(Record extracts)

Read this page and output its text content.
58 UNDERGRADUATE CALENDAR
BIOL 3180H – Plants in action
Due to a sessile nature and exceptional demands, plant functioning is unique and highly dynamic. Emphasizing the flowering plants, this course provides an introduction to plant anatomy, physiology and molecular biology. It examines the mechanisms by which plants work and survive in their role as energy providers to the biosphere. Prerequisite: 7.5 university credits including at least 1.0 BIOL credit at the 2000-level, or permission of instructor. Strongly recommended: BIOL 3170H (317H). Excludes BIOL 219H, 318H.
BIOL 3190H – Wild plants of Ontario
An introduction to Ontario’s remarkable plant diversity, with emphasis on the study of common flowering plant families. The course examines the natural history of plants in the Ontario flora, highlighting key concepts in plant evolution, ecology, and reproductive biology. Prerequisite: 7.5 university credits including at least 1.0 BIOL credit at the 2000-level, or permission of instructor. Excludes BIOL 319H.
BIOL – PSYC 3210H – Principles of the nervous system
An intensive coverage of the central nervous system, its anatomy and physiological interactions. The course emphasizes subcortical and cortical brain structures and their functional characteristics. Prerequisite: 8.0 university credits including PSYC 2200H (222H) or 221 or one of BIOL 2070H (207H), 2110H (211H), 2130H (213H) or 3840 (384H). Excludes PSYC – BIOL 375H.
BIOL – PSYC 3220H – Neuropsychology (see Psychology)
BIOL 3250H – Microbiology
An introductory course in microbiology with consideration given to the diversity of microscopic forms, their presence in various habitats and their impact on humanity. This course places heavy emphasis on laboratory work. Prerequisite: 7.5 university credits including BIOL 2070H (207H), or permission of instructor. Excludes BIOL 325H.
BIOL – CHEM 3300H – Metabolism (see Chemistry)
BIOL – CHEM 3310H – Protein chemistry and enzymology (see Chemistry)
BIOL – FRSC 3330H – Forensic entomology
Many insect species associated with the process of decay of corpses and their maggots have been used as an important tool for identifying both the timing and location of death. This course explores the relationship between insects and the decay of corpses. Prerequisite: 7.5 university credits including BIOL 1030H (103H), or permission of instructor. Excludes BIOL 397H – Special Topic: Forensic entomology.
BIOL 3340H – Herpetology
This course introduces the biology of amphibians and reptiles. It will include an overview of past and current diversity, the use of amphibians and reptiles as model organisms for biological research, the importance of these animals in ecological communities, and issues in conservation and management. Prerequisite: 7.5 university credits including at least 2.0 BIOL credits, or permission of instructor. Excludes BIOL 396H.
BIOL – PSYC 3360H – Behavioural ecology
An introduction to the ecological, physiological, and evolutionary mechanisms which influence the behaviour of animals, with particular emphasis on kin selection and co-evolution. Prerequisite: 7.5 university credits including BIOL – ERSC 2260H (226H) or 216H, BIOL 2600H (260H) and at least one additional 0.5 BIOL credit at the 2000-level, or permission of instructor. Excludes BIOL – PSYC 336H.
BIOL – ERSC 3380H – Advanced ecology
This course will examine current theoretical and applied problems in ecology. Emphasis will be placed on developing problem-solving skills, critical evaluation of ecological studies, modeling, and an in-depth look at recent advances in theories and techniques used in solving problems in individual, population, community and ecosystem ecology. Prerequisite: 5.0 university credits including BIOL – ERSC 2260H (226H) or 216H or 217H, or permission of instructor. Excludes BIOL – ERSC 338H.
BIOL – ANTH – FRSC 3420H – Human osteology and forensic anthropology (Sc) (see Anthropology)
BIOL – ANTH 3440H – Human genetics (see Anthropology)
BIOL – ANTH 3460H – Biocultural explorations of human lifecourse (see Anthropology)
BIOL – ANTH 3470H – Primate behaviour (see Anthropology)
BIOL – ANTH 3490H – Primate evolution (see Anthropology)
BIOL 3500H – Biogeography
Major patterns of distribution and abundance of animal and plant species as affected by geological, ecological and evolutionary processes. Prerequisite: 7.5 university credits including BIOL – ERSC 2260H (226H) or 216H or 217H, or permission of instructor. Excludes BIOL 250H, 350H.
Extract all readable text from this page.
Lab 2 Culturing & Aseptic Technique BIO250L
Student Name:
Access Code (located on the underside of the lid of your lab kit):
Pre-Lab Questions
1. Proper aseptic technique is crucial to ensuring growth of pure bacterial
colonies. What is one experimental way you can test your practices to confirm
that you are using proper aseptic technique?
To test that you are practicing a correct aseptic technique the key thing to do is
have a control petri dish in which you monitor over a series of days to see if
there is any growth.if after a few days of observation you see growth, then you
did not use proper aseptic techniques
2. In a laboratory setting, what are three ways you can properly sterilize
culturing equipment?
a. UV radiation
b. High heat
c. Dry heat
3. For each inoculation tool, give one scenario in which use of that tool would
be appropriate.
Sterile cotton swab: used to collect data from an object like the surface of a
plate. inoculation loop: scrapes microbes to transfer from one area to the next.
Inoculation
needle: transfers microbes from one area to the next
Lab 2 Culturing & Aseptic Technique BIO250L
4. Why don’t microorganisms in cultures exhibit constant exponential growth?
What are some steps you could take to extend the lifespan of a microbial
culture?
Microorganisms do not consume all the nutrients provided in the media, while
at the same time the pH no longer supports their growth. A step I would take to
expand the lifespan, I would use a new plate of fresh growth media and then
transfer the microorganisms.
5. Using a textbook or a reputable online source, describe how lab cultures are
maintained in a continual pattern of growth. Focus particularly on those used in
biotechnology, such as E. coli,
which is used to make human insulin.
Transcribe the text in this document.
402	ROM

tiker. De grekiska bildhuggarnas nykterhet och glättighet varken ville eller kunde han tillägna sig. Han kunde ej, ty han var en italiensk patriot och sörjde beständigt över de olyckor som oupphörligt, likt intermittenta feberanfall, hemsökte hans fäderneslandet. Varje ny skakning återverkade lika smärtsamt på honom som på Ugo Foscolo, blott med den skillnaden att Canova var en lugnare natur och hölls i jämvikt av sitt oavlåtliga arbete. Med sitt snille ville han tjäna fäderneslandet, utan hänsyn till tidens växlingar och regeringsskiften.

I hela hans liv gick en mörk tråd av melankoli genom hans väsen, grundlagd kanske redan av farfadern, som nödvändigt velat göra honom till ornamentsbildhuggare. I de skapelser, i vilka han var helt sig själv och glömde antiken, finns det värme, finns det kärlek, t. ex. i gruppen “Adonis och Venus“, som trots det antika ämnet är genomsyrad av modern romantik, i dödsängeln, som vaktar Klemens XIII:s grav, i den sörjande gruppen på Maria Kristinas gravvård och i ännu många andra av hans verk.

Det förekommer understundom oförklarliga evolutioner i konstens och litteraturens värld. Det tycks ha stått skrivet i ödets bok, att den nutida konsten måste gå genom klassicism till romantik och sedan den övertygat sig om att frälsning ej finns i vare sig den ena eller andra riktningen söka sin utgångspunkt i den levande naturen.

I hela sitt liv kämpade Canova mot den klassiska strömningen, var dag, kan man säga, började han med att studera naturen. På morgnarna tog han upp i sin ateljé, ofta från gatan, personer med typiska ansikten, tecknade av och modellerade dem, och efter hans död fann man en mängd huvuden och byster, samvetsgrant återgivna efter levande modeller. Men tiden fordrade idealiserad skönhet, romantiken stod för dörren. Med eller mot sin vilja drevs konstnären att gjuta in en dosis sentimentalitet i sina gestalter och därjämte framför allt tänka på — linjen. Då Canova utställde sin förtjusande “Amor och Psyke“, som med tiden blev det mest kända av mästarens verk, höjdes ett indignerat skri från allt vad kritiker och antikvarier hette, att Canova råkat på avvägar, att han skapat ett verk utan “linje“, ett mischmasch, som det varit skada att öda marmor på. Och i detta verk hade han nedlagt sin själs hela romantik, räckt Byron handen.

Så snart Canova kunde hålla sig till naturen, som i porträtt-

(Requirement) Copy all of the entries above exactly as shown.

(Output of the exercise)
Read this page and output its text content.
58 UNDERGRADUATE CALENDAR
BIOL 3180H – Plants in action
Due to a sessile nature and exceptional demands, plant functioning is unique and highly dynamic. Emphasizing the flowering plants, this course provides an introduction to plant anatomy, physiology and molecular biology. It examines the mechanisms by which plants work and survive in their role as energy providers to the biosphere. Prerequisite: 7.5 university credits including at least 1.0 BIOL credit at the 2000-level, or permission of instructor. Strongly recommended: BIOL 3170H (317H). Excludes BIOL 219H, 318H.
BIOL 3190H – Wild plants of Ontario
An introduction to Ontario’s remarkable plant diversity, with emphasis on the study of common flowering plant families. The course examines the natural history of plants in the Ontario flora, highlighting key concepts in plant evolution, ecology, and reproductive biology. Prerequisite: 7.5 university credits including at least 1.0 BIOL credit at the 2000-level, or permission of instructor. Excludes BIOL 319H.
BIOL – PSYC 3210H – Principles of the nervous system
An intensive coverage of the central nervous system, its anatomy and physiological interactions. The course emphasizes subcortical and cortical brain structures and their functional characteristics. Prerequisite: 8.0 university credits including PSYC 2200H (222H) or 221 or one of BIOL 2070H (207H), 2110H (211H), 2130H (213H) or 3840 (384H). Excludes PSYC – BIOL 375H.
BIOL – PSYC 3220H – Neuropsychology (see Psychology)
BIOL 3250H – Microbiology
An introductory course in microbiology with consideration given to the diversity of microscopic forms, their presence in various habitats and their impact on humanity. This course places heavy emphasis on laboratory work. Prerequisite: 7.5 university credits including BIOL 2070H (207H), or permission of instructor. Excludes BIOL 325H.
BIOL – CHEM 3300H – Metabolism (see Chemistry)
BIOL – CHEM 3310H – Protein chemistry and enzymology (see Chemistry)
BIOL – FRSC 3330H – Forensic entomology
Many insect species associated with the process of decay of corpses and their maggots have been used as an important tool for identifying both the timing and location of death. This course explores the relationship between insects and the decay of corpses. Prerequisite: 7.5 university credits including BIOL 1030H (103H), or permission of instructor. Excludes BIOL 397H – Special Topic: Forensic entomology.
BIOL 3340H – Herpetology
This course introduces the biology of amphibians and reptiles. It will include an overview of past and current diversity, the use of amphibians and reptiles as model organisms for biological research, the importance of these animals in ecological communities, and issues in conservation and management. Prerequisite: 7.5 university credits including at least 2.0 BIOL credits, or permission of instructor. Excludes BIOL 396H.
BIOL – PSYC 3360H – Behavioural ecology
An introduction to the ecological, physiological, and evolutionary mechanisms which influence the behaviour of animals, with particular emphasis on kin selection and co-evolution. Prerequisite: 7.5 university credits including BIOL – ERSC 2260H (226H) or 216H, BIOL 2600H (260H) and at least one additional 0.5 BIOL credit at the 2000-level, or permission of instructor. Excludes BIOL – PSYC 336H.
BIOL – ERSC 3380H – Advanced ecology
This course will examine current theoretical and applied problems in ecology. Emphasis will be placed on developing problem-solving skills, critical evaluation of ecological studies, modeling, and an in-depth look at recent advances in theories and techniques used in solving problems in individual, population, community and ecosystem ecology. Prerequisite: 5.0 university credits including BIOL – ERSC 2260H (226H) or 216H or 217H, or permission of instructor. Excludes BIOL – ERSC 338H.
BIOL – ANTH – FRSC 3420H – Human osteology and forensic anthropology (Sc) (see Anthropology)
BIOL – ANTH 3440H – Human genetics (see Anthropology)
BIOL – ANTH 3460H – Biocultural explorations of human lifecourse (see Anthropology)
BIOL – ANTH 3470H – Primate behaviour (see Anthropology)
BIOL – ANTH 3490H – Primate evolution (see Anthropology)
BIOL 3500H – Biogeography
Major patterns of distribution and abundance of animal and plant species as affected by geological, ecological and evolutionary processes. Prerequisite: 7.5 university credits including BIOL – ERSC 2260H (226H) or 216H or 217H, or permission of instructor. Excludes BIOL 250H, 350H.
Extract all readable text from this page.
Lab 2 Culturing & Aseptic Technique BIO250L
Student Name:
Access Code (located on the underside of the lid of your lab kit):
Pre-Lab Questions
1. Proper aseptic technique is crucial to ensuring growth of pure bacterial
colonies. What is one experimental way you can test your practices to confirm
that you are using proper aseptic technique?
To test that you are practicing a correct aseptic technique the key thing to do is
have a control petri dish in which you monitor over a series of days to see if
there is any growth.if after a few days of observation you see growth, then you
did not use proper aseptic techniques
2. In a laboratory setting, what are three ways you can properly sterilize
culturing equipment?
a. UV radiation
b. High heat
c. Dry heat
3. For each inoculation tool, give one scenario in which use of that tool would
be appropriate.
Sterile cotton swab: used to collect data from an object like the surface of a
plate. inoculation loop: scrapes microbes to transfer from one area to the next.
Inoculation
needle: transfers microbes from one area to the next
Lab 2 Culturing & Aseptic Technique BIO250L
4. Why don’t microorganisms in cultures exhibit constant exponential growth?
What are some steps you could take to extend the lifespan of a microbial
culture?
Microorganisms do not consume all the nutrients provided in the media, while
at the same time the pH no longer supports their growth. A step I would take to
expand the lifespan, I would use a new plate of fresh growth media and then
transfer the microorganisms.
5. Using a textbook or a reputable online source, describe how lab cultures are
maintained in a continual pattern of growth. Focus particularly on those used in
biotechnology, such as E. coli,
which is used to make human insulin.
Transcribe the text in this document.
402	ROM

tiker. De grekiska bildhuggarnas nykterhet och glättighet varken ville eller kunde han tillägna sig. Han kunde ej, ty han var en italiensk patriot och sörjde beständigt över de olyckor som oupphörligt, likt intermittenta feberanfall, hemsökte hans fäderneslandet. Varje ny skakning återverkade lika smärtsamt på honom som på Ugo Foscolo, blott med den skillnaden att Canova var en lugnare natur och hölls i jämvikt av sitt oavlåtliga arbete. Med sitt snille ville han tjäna fäderneslandet, utan hänsyn till tidens växlingar och regeringsskiften.

I hela hans liv gick en mörk tråd av melankoli genom hans väsen, grundlagd kanske redan av farfadern, som nödvändigt velat göra honom till ornamentsbildhuggare. I de skapelser, i vilka han var helt sig själv och glömde antiken, finns det värme, finns det kärlek, t. ex. i gruppen “Adonis och Venus“, som trots det antika ämnet är genomsyrad av modern romantik, i dödsängeln, som vaktar Klemens XIII:s grav, i den sörjande gruppen på Maria Kristinas gravvård och i ännu många andra av hans verk.

Det förekommer understundom oförklarliga evolutioner i konstens och litteraturens värld. Det tycks ha stått skrivet i ödets bok, att den nutida konsten måste gå genom klassicism till romantik och sedan den övertygat sig om att frälsning ej finns i vare sig den ena eller andra riktningen söka sin utgångspunkt i den levande naturen.

I hela sitt liv kämpade Canova mot den klassiska strömningen, var dag, kan man säga, började han med att studera naturen. På morgnarna tog han upp i sin ateljé, ofta från gatan, personer med typiska ansikten, tecknade av och modellerade dem, och efter hans död fann man en mängd huvuden och byster, samvetsgrant återgivna efter levande modeller. Men tiden fordrade idealiserad skönhet, romantiken stod för dörren. Med eller mot sin vilja drevs konstnären att gjuta in en dosis sentimentalitet i sina gestalter och därjämte framför allt tänka på — linjen. Då Canova utställde sin förtjusande “Amor och Psyke“, som med tiden blev det mest kända av mästarens verk, höjdes ett indignerat skri från allt vad kritiker och antikvarier hette, att Canova råkat på avvägar, att han skapat ett verk utan “linje“, ett mischmasch, som det varit skada att öda marmor på. Och i detta verk hade han nedlagt sin själs hela romantik, räckt Byron handen.

Så snart Canova kunde hålla sig till naturen, som i porträtt-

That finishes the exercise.